===== Texto extraído

Terá Nuno Rebelo de Sousa contactado com o pai por outras vias, colocando pressão no chefe de estado e tentando que o poder político exercesse, por sua vez, pressão sobre o governo ou diretamente sobre o SNS para que as crianças fossem vistas e tratadas em Portugal? E, para além deste caso, era frequente o empresário tentar interceder junto do pai noutros assuntos, relacionados ou não com a área da saúde? Era frequente receber pedidos para agilizar o contacto com as autoridades portugueses?
Crianças foram tema da reunião com Lacerda Sales? Houve mais reuniões com o governante?
São muitas as perguntas que ficaram sem resposta, tal como as questões relacionadas com os contactos mantidos entre o filho de Marcelo e o ex-secretário de Estado da Saúde António Lacerda Sales, que é apontado pelo relatório da Inspeção Geral das Atividades em Saúde como o impulsionador da marcação da consulta. Segundo o relatório, foi o à época governante a pedir à então secretária Carla Silva que contactasse Nuno Rebelo de Sousa e depois que contactasse “telefonicamente com a Diretora do Departamento de Pediatria” no sentido de marcar a consulta para as crianças.

==========
===== Dados de origem

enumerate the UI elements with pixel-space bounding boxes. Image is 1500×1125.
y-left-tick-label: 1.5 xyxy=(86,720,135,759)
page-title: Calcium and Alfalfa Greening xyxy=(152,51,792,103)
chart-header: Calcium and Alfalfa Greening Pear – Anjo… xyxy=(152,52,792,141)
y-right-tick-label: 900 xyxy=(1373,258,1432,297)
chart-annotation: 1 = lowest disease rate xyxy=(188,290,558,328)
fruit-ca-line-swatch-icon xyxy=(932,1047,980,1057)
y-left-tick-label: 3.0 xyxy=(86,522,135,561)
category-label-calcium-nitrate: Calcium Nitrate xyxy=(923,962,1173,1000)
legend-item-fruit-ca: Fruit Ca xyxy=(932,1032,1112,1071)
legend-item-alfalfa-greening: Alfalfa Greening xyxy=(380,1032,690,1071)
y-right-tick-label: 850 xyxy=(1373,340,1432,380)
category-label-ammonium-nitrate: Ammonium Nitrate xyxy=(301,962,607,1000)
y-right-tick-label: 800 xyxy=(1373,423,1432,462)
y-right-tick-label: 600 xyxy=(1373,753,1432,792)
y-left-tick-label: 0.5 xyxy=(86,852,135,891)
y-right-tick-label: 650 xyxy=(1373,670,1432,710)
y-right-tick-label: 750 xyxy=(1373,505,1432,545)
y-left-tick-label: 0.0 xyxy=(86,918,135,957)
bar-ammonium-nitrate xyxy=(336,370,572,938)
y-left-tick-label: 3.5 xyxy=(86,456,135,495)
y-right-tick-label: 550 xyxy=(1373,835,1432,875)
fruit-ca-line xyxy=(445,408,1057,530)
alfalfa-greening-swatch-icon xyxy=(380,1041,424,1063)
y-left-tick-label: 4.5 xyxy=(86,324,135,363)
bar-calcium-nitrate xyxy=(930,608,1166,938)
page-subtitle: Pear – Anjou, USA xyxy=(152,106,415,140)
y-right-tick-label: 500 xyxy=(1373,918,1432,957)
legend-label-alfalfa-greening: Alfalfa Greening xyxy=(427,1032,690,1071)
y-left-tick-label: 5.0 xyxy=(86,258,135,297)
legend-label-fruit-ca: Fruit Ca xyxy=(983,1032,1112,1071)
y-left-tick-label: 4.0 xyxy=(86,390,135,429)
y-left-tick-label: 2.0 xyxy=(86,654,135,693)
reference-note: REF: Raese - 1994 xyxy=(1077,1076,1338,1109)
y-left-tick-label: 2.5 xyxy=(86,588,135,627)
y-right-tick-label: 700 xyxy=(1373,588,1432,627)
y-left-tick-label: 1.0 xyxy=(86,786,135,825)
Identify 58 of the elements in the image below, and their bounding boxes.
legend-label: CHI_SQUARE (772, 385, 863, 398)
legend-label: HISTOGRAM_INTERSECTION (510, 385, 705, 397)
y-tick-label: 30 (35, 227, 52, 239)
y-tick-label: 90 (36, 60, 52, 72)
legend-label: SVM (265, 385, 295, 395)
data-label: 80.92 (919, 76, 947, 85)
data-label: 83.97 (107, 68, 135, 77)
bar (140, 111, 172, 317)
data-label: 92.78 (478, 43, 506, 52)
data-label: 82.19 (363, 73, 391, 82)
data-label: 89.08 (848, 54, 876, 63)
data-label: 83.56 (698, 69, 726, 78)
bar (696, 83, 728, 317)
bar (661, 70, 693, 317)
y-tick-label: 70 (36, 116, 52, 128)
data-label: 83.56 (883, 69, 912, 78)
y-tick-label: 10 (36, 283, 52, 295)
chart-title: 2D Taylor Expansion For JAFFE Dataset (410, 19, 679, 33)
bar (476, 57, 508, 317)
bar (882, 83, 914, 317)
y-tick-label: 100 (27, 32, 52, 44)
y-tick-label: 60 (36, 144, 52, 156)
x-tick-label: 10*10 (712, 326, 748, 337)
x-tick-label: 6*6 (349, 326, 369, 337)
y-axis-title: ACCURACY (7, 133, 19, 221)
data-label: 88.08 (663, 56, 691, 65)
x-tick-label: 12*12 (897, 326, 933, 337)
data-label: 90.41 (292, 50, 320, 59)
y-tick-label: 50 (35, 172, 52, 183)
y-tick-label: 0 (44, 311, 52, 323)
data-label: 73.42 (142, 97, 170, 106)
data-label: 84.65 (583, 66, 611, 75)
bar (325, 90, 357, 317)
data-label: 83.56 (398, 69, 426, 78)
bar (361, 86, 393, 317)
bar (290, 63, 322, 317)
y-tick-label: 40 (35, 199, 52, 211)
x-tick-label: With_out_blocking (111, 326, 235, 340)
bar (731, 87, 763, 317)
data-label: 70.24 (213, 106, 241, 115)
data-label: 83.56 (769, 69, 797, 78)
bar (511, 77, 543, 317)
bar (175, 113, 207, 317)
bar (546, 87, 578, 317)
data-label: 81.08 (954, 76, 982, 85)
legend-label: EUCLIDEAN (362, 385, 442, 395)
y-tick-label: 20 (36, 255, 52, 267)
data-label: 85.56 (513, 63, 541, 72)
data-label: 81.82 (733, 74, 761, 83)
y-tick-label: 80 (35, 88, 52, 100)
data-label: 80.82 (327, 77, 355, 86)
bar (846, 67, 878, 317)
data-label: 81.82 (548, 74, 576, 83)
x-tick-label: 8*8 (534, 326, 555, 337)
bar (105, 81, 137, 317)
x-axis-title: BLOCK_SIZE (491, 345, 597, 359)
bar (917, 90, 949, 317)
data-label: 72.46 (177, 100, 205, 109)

==========

Atividade 1 ->
Reescreve em lista, de forma mais breve, o parágrafo do texto sobre Nuno Rebelo de Sousa que começa por “São muitas as perguntas”, mantendo os factos principais.
Atividade 2 ->
Volta a escrever, sem qualquer alteração, o trecho do texto sobre Nuno Rebelo de Sousa que começa em “Terá Nuno Rebelo” e segue até “com o governante?”.
Atividade 3 ->
Prolonga o texto sobre Nuno Rebelo de Sousa a partir do ponto em que termina.
Não é preciso recorrer ao material.

Resultado da tarefa 1 ->
- Muitas perguntas ficaram sem resposta, incluindo as relativas aos contactos entre o filho de Marcelo e o ex-secretário de Estado da Saúde António Lacerda Sales.
- O relatório da Inspeção Geral das Atividades em Saúde aponta Lacerda Sales como o impulsionador da marcação da consulta.
- Segundo o relatório, Lacerda Sales pediu à então secretária Carla Silva que contactasse Nuno Rebelo de Sousa.
- Depois pediu-lhe que telefonasse à Diretora do Departamento de Pediatria para marcar a consulta das crianças.

Resultado da tarefa 2 ->
Terá Nuno Rebelo de Sousa contactado com o pai por outras vias, colocando pressão no chefe de estado e tentando que o poder político exercesse, por sua vez, pressão sobre o governo ou diretamente sobre o SNS para que as crianças fossem vistas e tratadas em Portugal? E, para além deste caso, era frequente o empresário tentar interceder junto do pai noutros assuntos, relacionados ou não com a área da saúde? Era frequente receber pedidos para agilizar o contacto com as autoridades portugueses?
Crianças foram tema da reunião com Lacerda Sales? Houve mais reuniões com o governante?

Resultado da tarefa 3 ->
Os dois tiveram uma reunião no Ministério da Saúde no início de novembro de 2019, pedida pelo filho do Presidente da República. No entanto, as versões acerca do tema da reunião não coincidem. Em entrevista ao Expresso, em dezembro, Lacerda Sales admitiu que ficou a conhecer o caso das gémeas nessa reunião. “Disse-me que conhecia duas crianças luso-brasileiras com AME, com perto de 1 ano, e que seria importante fazerem um medicamento (Zolgensma) até cerca dos 2 anos. Não me deu conta de que haveria um processo paralelo do ponto de vista formal, que tinha havido contactos com a Estefânia, com a Casa Civil, que esse contacto tinha ido para o gabinete do primeiro-ministro e para o Ministério da Saúde”, afirmou na altura, Lacerda Sales.
No entanto, ao Ministério Público, o filho do Presidente da República conta uma outra versão. O empresário estava estava em Lisboa para participar na Web Summit, como é habitual fazer, acompanhando uma delegação de cidadãos brasileiros. Nesse contexto, explica Nuno Rebelo de Sousa na exposição enviada às procuradores (e divulgada pela Sábado) “havia sempre reuniões com secretários de Estado, normalmente responsáveis pelas pastas da Internacionalização, da Inovação, da Administração Interna ou das Comunidades”. Contudo, diz, nesse ano “uma das frentes de atuação da delegação brasileira na Web Summit tinha a ver com a área da Medicina e da Saúde” e a reunião com Lacerda Sales foi a esse propósito.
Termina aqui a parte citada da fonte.